>>>>>

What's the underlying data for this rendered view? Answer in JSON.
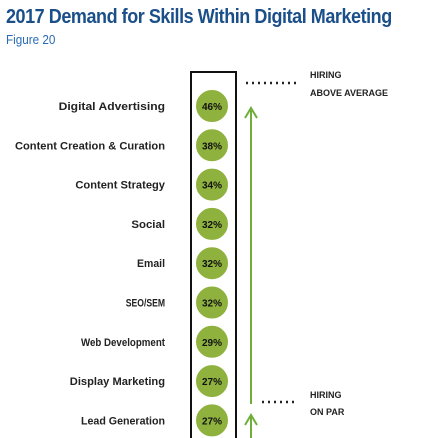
{
  "title": "2017 Demand for Skills Within Digital Marketing",
  "subtitle": "Figure 20",
  "colors": {
    "title": "#1b4f8a",
    "bubble_fill": "#8fb23f",
    "bubble_stroke": "#ffffff",
    "arrow": "#6fae3a",
    "column_border": "#111111"
  },
  "annotations": {
    "top": {
      "line1": "HIRING",
      "line2": "ABOVE AVERAGE"
    },
    "bottom": {
      "line1": "HIRING",
      "line2": "ON PAR"
    }
  },
  "chart_data": {
    "type": "table",
    "categories": [
      "Digital Advertising",
      "Content Creation & Curation",
      "Content Strategy",
      "Social",
      "Email",
      "SEO/SEM",
      "Web Development",
      "Display Marketing",
      "Lead Generation"
    ],
    "values": [
      46,
      38,
      34,
      32,
      32,
      32,
      29,
      27,
      27
    ],
    "value_labels": [
      "46%",
      "38%",
      "34%",
      "32%",
      "32%",
      "32%",
      "29%",
      "27%",
      "27%"
    ],
    "unit": "%"
  }
}
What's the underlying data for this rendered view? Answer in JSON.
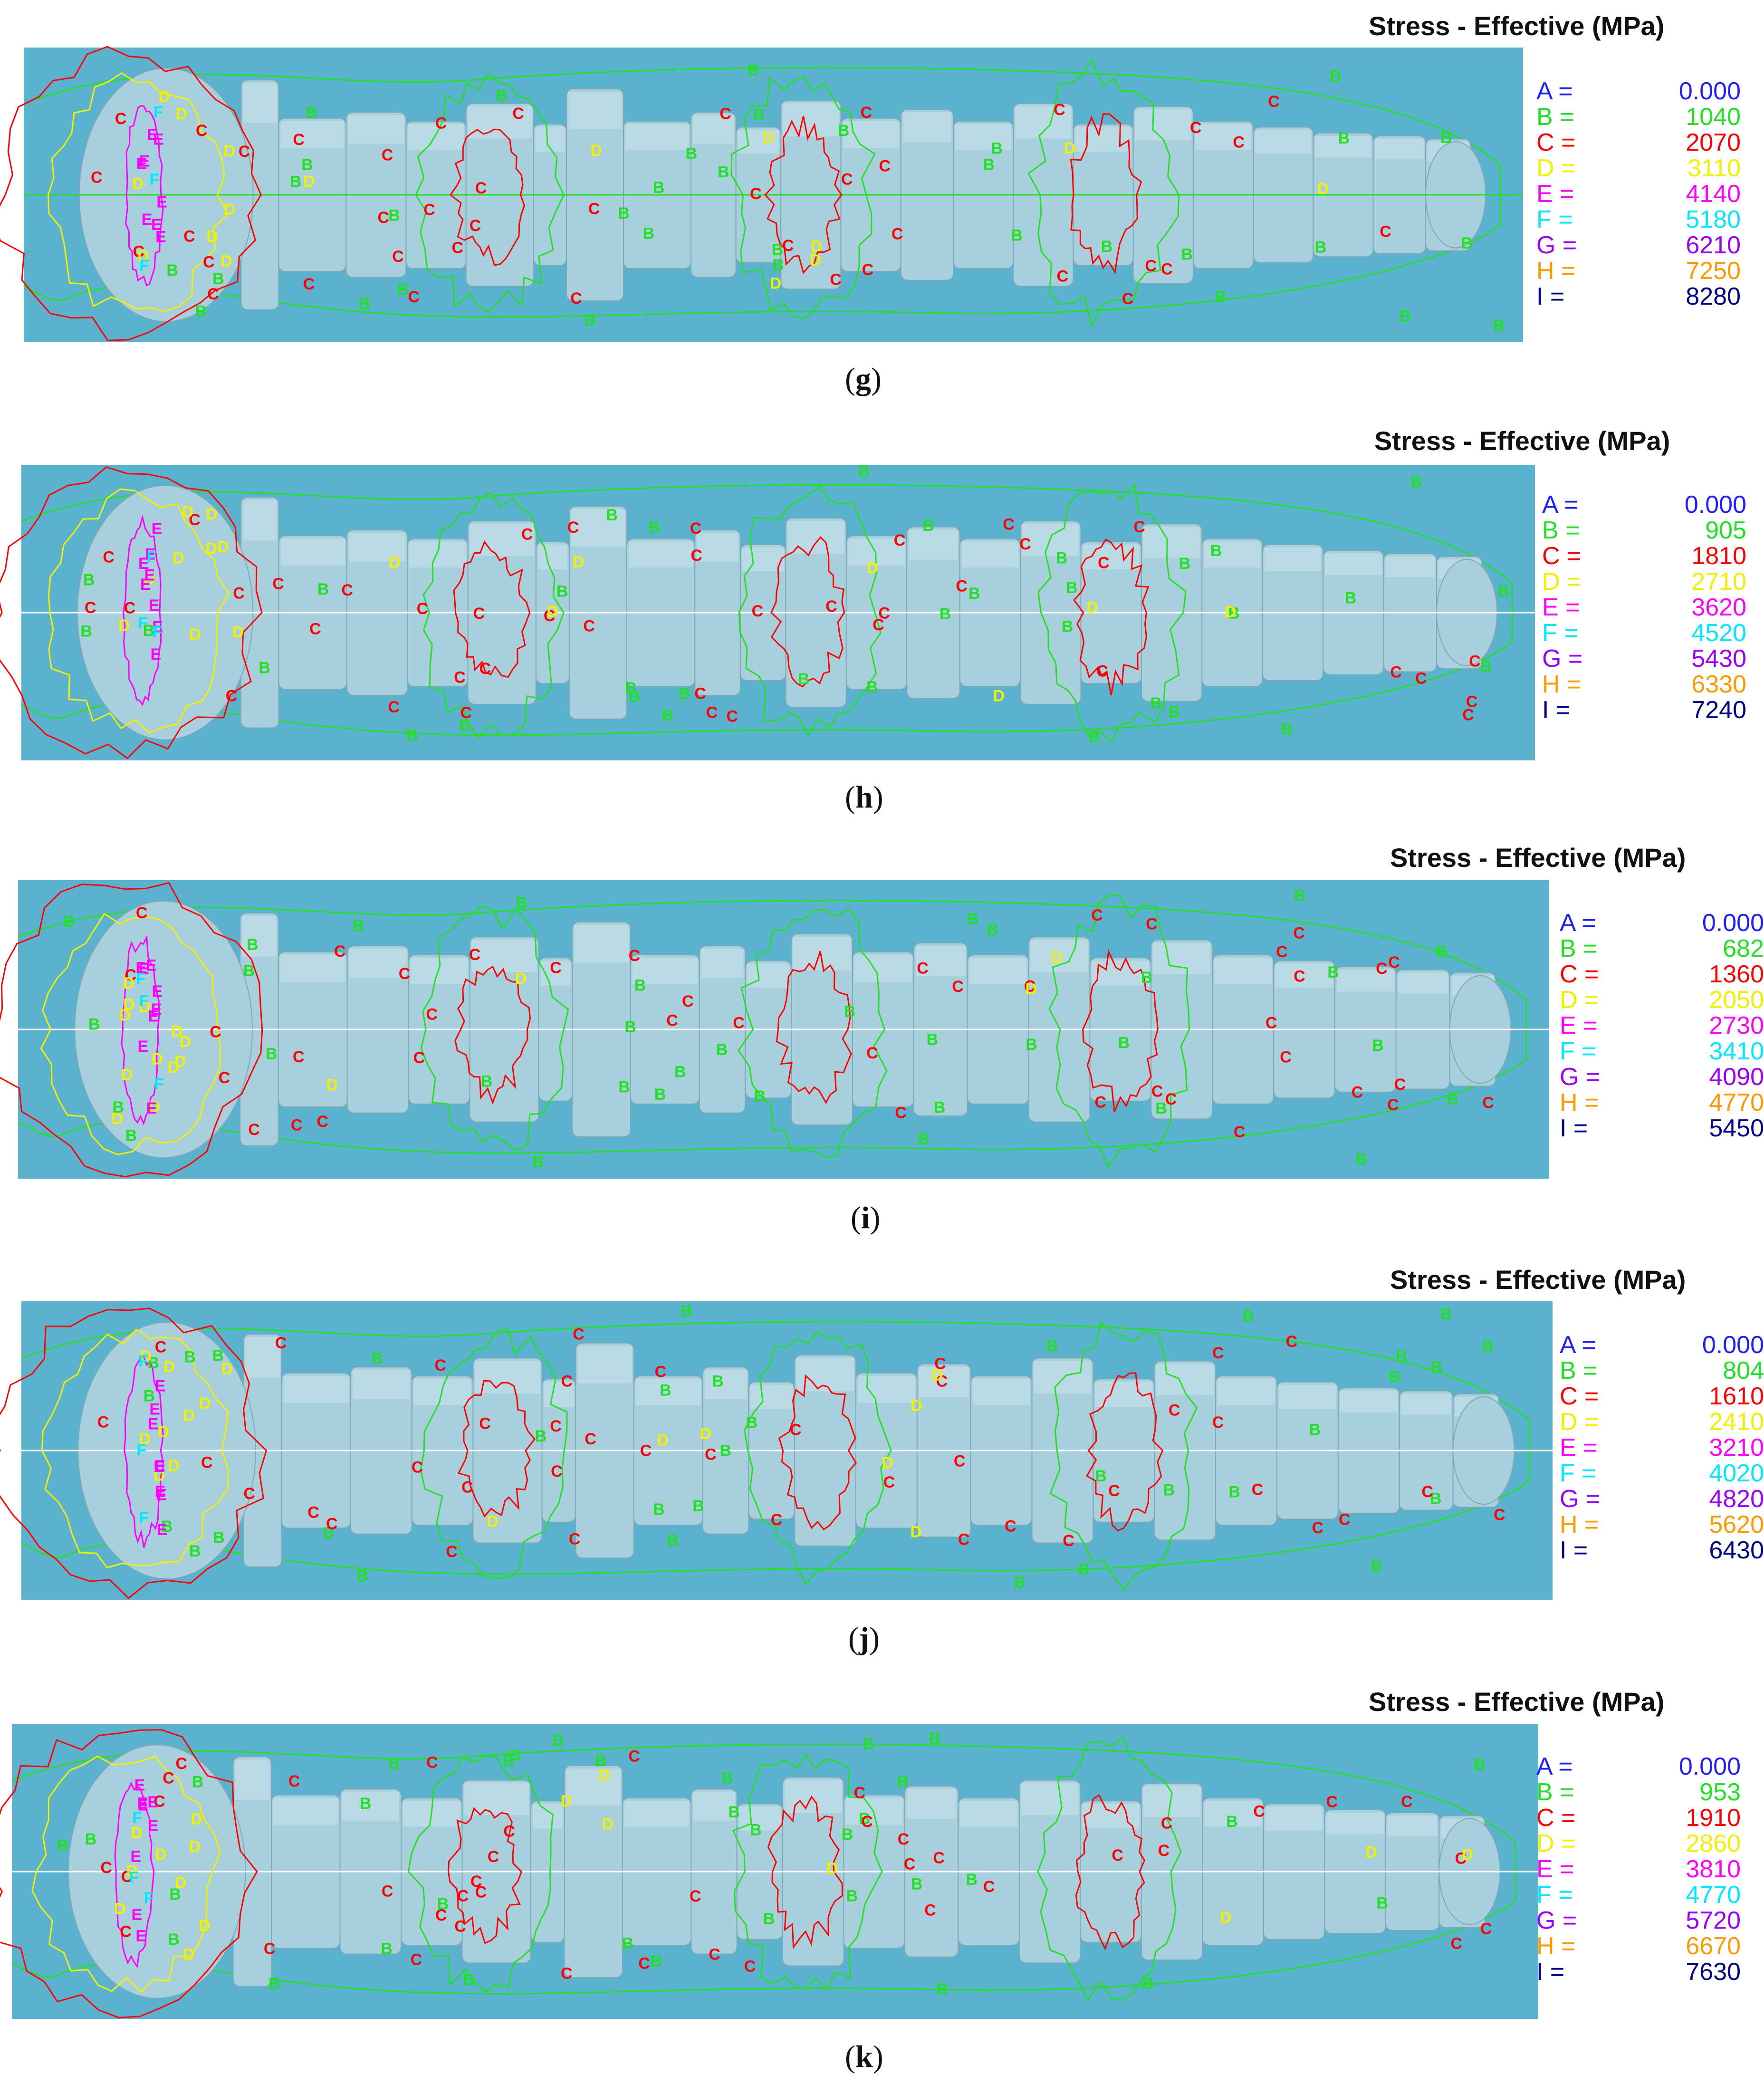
{
  "legend_title": "Stress - Effective (MPa)",
  "legend_colors": {
    "A": "#1f1fff",
    "B": "#22e022",
    "C": "#ff0000",
    "D": "#f0f000",
    "E": "#ff00ff",
    "F": "#00e8ff",
    "G": "#9b00ff",
    "H": "#ff9900",
    "I": "#000088"
  },
  "viewport_color": "#5bb2cf",
  "shaft_color": "#a8cfdc",
  "panels": [
    {
      "id": "g",
      "caption_open": "(",
      "caption_letter": "g",
      "caption_close": ")",
      "legend": [
        {
          "key": "A =",
          "value": "0.000"
        },
        {
          "key": "B =",
          "value": "1040"
        },
        {
          "key": "C =",
          "value": "2070"
        },
        {
          "key": "D =",
          "value": "3110"
        },
        {
          "key": "E =",
          "value": "4140"
        },
        {
          "key": "F =",
          "value": "5180"
        },
        {
          "key": "G =",
          "value": "6210"
        },
        {
          "key": "H =",
          "value": "7250"
        },
        {
          "key": "I =",
          "value": "8280"
        }
      ]
    },
    {
      "id": "h",
      "caption_open": "(",
      "caption_letter": "h",
      "caption_close": ")",
      "legend": [
        {
          "key": "A =",
          "value": "0.000"
        },
        {
          "key": "B =",
          "value": "905"
        },
        {
          "key": "C =",
          "value": "1810"
        },
        {
          "key": "D =",
          "value": "2710"
        },
        {
          "key": "E =",
          "value": "3620"
        },
        {
          "key": "F =",
          "value": "4520"
        },
        {
          "key": "G =",
          "value": "5430"
        },
        {
          "key": "H =",
          "value": "6330"
        },
        {
          "key": "I =",
          "value": "7240"
        }
      ]
    },
    {
      "id": "i",
      "caption_open": "(",
      "caption_letter": "i",
      "caption_close": ")",
      "legend": [
        {
          "key": "A =",
          "value": "0.000"
        },
        {
          "key": "B =",
          "value": "682"
        },
        {
          "key": "C =",
          "value": "1360"
        },
        {
          "key": "D =",
          "value": "2050"
        },
        {
          "key": "E =",
          "value": "2730"
        },
        {
          "key": "F =",
          "value": "3410"
        },
        {
          "key": "G =",
          "value": "4090"
        },
        {
          "key": "H =",
          "value": "4770"
        },
        {
          "key": "I =",
          "value": "5450"
        }
      ]
    },
    {
      "id": "j",
      "caption_open": "(",
      "caption_letter": "j",
      "caption_close": ")",
      "legend": [
        {
          "key": "A =",
          "value": "0.000"
        },
        {
          "key": "B =",
          "value": "804"
        },
        {
          "key": "C =",
          "value": "1610"
        },
        {
          "key": "D =",
          "value": "2410"
        },
        {
          "key": "E =",
          "value": "3210"
        },
        {
          "key": "F =",
          "value": "4020"
        },
        {
          "key": "G =",
          "value": "4820"
        },
        {
          "key": "H =",
          "value": "5620"
        },
        {
          "key": "I =",
          "value": "6430"
        }
      ]
    },
    {
      "id": "k",
      "caption_open": "(",
      "caption_letter": "k",
      "caption_close": ")",
      "legend": [
        {
          "key": "A =",
          "value": "0.000"
        },
        {
          "key": "B =",
          "value": "953"
        },
        {
          "key": "C =",
          "value": "1910"
        },
        {
          "key": "D =",
          "value": "2860"
        },
        {
          "key": "E =",
          "value": "3810"
        },
        {
          "key": "F =",
          "value": "4770"
        },
        {
          "key": "G =",
          "value": "5720"
        },
        {
          "key": "H =",
          "value": "6670"
        },
        {
          "key": "I =",
          "value": "7630"
        }
      ]
    }
  ]
}
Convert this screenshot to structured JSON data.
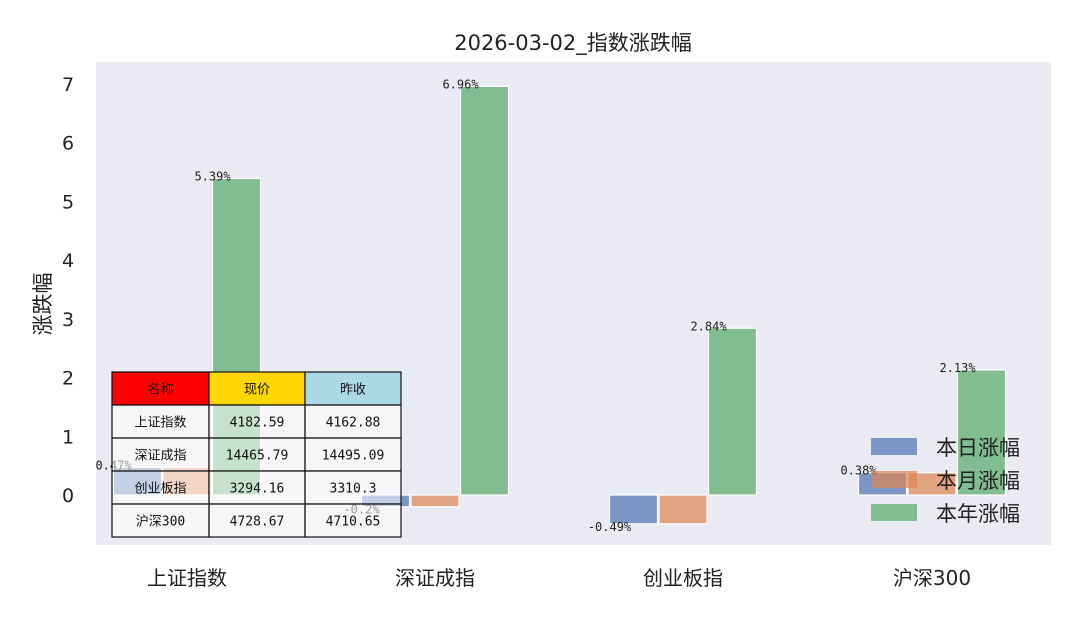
{
  "chart_data": {
    "type": "bar",
    "title": "2026-03-02_指数涨跌幅",
    "xlabel": "",
    "ylabel": "涨跌幅",
    "categories": [
      "上证指数",
      "深证成指",
      "创业板指",
      "沪深300"
    ],
    "yticks": [
      0,
      1,
      2,
      3,
      4,
      5,
      6,
      7
    ],
    "ylim": [
      -0.85,
      7.5
    ],
    "grid": false,
    "legend_position": "bottom-right",
    "series": [
      {
        "name": "本日涨幅",
        "color": "#4c72b0",
        "values": [
          0.47,
          -0.2,
          -0.49,
          0.38
        ],
        "labels": [
          "0.47%",
          "-0.2%",
          "-0.49%",
          "0.38%"
        ]
      },
      {
        "name": "本月涨幅",
        "color": "#dd8452",
        "values": [
          0.47,
          -0.2,
          -0.49,
          0.38
        ],
        "labels": [
          "",
          "",
          "",
          ""
        ]
      },
      {
        "name": "本年涨幅",
        "color": "#55a868",
        "values": [
          5.39,
          6.96,
          2.84,
          2.13
        ],
        "labels": [
          "5.39%",
          "6.96%",
          "2.84%",
          "2.13%"
        ]
      }
    ],
    "table": {
      "headers": [
        "名称",
        "现价",
        "昨收"
      ],
      "header_colors": [
        "#ff0000",
        "#ffd700",
        "#add8e6"
      ],
      "rows": [
        [
          "上证指数",
          "4182.59",
          "4162.88"
        ],
        [
          "深证成指",
          "14465.79",
          "14495.09"
        ],
        [
          "创业板指",
          "3294.16",
          "3310.3"
        ],
        [
          "沪深300",
          "4728.67",
          "4710.65"
        ]
      ]
    }
  }
}
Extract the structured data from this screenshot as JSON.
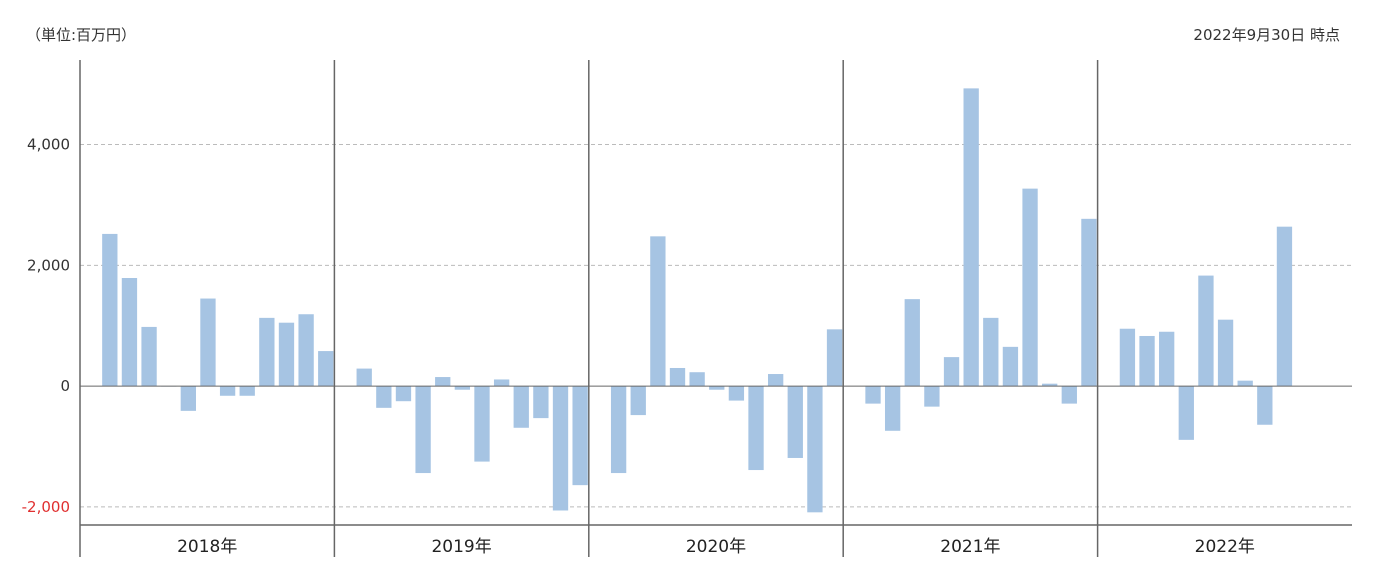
{
  "unit_label": "（単位:百万円）",
  "as_of": "2022年9月30日 時点",
  "chart_data": {
    "type": "bar",
    "ylim": [
      -2300,
      5400
    ],
    "yticks": [
      -2000,
      0,
      2000,
      4000
    ],
    "ytick_labels": [
      "-2,000",
      "0",
      "2,000",
      "4,000"
    ],
    "grid": true,
    "groups": [
      {
        "label": "2018年",
        "values": [
          2520,
          1790,
          980,
          0,
          -410,
          1450,
          -160,
          -160,
          1130,
          1050,
          1190,
          580
        ]
      },
      {
        "label": "2019年",
        "values": [
          290,
          -360,
          -250,
          -1440,
          150,
          -60,
          -1250,
          110,
          -690,
          -530,
          -2060,
          -1640
        ]
      },
      {
        "label": "2020年",
        "values": [
          -1440,
          -480,
          2480,
          300,
          230,
          -60,
          -240,
          -1390,
          200,
          -1190,
          -2090,
          940
        ]
      },
      {
        "label": "2021年",
        "values": [
          -290,
          -740,
          1440,
          -340,
          480,
          4930,
          1130,
          650,
          3270,
          40,
          -290,
          2770
        ]
      },
      {
        "label": "2022年",
        "values": [
          950,
          830,
          900,
          -890,
          1830,
          1100,
          90,
          -640,
          2640
        ]
      }
    ],
    "colors": {
      "bar": "#a6c4e3",
      "negative_tick": "#e03030",
      "grid": "#bbbbbb",
      "axis": "#666666"
    }
  }
}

<<<<<

Task instructions: What is the number of lines in the records that contain the string "Marketing"? Give only that number.

Result of the exercise: 2